((

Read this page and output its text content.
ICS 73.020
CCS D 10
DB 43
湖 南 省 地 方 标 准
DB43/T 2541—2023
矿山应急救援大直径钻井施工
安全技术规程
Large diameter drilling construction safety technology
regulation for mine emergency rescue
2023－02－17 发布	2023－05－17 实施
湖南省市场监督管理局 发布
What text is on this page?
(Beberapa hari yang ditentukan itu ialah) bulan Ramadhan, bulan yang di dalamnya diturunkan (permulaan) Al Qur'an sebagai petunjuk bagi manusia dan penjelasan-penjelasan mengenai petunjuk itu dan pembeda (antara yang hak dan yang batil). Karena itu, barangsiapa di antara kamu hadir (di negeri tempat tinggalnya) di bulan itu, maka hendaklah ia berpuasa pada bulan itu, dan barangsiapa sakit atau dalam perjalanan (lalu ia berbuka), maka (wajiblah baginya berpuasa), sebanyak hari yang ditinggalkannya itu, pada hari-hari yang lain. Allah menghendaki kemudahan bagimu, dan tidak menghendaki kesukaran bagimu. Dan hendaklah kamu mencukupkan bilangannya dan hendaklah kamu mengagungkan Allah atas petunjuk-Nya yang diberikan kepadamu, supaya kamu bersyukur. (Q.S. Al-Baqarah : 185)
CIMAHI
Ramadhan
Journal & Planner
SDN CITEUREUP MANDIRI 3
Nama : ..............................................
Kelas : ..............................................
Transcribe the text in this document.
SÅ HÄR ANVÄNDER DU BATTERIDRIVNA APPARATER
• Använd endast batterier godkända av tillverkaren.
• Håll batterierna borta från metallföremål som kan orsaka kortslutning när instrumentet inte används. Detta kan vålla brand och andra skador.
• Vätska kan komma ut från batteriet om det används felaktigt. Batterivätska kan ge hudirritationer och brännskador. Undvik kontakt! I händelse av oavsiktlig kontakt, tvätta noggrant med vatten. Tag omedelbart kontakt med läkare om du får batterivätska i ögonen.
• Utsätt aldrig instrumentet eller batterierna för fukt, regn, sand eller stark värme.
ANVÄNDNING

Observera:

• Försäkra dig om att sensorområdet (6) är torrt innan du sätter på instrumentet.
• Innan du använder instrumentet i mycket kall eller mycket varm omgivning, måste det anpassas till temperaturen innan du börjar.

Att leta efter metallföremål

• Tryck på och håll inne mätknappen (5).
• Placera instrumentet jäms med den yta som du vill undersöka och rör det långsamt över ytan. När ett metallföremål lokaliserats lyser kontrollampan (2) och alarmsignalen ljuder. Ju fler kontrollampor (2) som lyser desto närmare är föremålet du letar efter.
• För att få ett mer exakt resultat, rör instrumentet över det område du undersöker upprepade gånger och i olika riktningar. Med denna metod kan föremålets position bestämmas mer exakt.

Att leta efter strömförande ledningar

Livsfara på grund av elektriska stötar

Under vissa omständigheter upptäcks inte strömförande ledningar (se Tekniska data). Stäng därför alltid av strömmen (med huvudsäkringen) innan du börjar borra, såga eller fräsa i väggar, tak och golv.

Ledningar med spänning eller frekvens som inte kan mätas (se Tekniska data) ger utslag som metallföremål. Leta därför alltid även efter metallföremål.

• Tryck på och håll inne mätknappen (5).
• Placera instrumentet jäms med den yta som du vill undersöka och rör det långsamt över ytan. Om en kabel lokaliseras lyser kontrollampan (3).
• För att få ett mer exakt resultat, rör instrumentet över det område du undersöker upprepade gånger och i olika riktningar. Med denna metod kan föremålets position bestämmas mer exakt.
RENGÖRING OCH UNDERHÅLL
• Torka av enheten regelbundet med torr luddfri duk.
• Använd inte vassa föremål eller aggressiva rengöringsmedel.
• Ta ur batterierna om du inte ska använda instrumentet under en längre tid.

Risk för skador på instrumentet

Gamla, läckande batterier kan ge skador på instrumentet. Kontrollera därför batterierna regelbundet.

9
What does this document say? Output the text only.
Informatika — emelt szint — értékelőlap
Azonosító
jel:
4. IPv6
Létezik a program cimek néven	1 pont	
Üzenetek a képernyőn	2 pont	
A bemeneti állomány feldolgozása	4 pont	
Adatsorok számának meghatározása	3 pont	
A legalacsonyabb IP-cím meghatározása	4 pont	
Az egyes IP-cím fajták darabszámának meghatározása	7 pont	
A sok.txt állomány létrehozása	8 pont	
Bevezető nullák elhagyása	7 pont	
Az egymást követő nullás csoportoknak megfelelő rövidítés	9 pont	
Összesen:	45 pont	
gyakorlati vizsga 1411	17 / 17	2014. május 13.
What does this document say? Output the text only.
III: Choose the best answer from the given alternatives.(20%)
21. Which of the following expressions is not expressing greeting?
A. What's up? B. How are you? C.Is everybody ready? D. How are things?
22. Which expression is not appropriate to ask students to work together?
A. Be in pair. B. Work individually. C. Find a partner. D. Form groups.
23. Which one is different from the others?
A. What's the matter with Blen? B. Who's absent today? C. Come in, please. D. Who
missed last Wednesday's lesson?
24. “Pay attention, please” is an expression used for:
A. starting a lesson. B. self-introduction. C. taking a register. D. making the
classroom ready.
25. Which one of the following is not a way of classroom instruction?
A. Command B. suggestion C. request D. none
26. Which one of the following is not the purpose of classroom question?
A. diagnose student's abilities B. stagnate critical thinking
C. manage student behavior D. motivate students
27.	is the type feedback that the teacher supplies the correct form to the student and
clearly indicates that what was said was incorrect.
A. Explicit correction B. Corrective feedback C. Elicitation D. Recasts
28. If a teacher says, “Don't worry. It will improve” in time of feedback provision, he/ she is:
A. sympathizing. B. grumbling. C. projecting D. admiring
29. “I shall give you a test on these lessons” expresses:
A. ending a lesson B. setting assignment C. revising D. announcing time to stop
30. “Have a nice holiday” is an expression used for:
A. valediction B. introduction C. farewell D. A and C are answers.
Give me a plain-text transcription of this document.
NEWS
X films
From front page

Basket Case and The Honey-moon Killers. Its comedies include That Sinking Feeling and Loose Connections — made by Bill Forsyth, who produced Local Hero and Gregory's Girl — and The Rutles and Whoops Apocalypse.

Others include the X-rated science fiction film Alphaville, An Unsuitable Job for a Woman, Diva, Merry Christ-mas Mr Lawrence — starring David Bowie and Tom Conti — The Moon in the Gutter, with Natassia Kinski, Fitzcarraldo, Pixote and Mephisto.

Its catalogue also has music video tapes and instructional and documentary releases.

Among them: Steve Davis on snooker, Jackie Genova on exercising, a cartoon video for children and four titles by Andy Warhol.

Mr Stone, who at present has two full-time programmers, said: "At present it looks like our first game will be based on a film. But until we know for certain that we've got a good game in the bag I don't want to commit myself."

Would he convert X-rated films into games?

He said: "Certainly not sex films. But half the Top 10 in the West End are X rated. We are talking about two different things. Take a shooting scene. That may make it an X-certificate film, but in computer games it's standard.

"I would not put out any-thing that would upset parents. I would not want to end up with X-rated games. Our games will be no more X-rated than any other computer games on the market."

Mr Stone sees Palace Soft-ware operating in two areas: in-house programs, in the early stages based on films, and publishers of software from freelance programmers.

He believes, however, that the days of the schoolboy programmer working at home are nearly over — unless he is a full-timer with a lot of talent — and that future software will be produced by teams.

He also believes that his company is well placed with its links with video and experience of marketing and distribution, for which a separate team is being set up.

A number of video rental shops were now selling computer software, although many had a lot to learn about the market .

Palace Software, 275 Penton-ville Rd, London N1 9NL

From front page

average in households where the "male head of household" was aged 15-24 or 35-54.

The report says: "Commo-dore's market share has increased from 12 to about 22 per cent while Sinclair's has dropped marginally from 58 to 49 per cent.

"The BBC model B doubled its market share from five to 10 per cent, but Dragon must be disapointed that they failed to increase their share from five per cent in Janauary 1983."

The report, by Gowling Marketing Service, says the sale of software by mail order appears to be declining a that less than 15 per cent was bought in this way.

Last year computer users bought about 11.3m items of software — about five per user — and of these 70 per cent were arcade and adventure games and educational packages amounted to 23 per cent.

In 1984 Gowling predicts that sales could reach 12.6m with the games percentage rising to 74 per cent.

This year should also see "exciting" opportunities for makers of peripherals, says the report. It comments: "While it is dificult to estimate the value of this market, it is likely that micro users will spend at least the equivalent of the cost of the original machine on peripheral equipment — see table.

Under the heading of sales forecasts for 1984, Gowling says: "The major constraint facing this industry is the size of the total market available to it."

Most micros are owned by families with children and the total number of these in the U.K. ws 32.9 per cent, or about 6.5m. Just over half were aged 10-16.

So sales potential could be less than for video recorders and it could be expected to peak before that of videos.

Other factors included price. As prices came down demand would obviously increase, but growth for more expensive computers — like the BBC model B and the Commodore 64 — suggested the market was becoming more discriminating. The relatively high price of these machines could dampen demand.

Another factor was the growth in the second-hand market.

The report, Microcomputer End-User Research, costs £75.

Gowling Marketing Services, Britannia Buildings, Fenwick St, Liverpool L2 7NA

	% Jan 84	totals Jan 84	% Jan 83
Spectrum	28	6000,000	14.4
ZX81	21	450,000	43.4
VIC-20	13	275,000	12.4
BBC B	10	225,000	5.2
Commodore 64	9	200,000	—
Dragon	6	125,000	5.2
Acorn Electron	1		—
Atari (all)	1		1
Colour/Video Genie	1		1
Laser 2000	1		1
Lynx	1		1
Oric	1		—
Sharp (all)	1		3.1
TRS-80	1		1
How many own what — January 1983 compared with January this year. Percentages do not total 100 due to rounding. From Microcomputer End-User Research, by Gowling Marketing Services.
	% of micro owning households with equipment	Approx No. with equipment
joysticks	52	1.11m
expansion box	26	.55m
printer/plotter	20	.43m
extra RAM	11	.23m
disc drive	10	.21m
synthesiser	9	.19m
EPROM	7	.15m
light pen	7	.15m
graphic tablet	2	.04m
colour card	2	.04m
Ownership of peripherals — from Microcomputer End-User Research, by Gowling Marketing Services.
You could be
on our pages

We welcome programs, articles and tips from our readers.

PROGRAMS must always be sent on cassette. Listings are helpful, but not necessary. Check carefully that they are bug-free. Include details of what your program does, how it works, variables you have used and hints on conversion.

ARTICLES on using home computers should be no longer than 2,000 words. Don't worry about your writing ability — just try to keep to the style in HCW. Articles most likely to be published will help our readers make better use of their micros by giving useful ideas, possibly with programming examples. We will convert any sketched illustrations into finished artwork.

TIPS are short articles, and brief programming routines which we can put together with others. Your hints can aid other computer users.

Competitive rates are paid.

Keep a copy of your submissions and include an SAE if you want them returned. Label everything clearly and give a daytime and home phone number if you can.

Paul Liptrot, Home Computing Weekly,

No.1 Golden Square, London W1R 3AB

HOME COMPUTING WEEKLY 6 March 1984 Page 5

))

> [DIRECTIONS FOR THIS TASK]: Where does the word "meghatározása" appear? Return each line that holds it.

> [IN RESPONSE]:
Adatsorok számának meghatározása	3 pont	
A legalacsonyabb IP-cím meghatározása	4 pont	
Az egyes IP-cím fajták darabszámának meghatározása	7 pont	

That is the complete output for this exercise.